**EXTRACTED ENTRIES**:
____

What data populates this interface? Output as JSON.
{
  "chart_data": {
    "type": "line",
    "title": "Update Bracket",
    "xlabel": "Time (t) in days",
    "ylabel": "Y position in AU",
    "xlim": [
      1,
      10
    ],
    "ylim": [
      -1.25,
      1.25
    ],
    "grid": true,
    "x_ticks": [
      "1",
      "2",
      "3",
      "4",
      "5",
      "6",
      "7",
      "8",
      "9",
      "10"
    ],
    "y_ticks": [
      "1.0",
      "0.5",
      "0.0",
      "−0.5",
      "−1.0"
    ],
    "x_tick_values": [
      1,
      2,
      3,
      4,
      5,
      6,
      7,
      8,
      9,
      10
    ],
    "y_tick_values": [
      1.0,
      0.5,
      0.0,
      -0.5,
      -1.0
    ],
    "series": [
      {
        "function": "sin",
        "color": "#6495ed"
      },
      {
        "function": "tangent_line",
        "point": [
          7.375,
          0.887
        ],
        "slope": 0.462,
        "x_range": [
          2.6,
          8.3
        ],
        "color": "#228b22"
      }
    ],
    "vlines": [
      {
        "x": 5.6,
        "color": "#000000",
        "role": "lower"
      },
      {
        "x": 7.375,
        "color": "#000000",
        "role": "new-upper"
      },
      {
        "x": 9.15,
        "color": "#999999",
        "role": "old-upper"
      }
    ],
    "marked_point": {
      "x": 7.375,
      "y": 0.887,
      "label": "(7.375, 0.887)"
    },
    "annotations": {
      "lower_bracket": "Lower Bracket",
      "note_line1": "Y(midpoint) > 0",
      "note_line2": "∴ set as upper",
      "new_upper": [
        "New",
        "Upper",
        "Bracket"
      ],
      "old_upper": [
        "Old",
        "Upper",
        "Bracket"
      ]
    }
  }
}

____

**TASK PROMPT**: From the records, copy every line that has the string "color" in it.

**EXERCISE RESPONSE**:
        "color": "#6495ed"
        "color": "#228b22"
        "color": "#000000",
        "color": "#000000",
        "color": "#999999",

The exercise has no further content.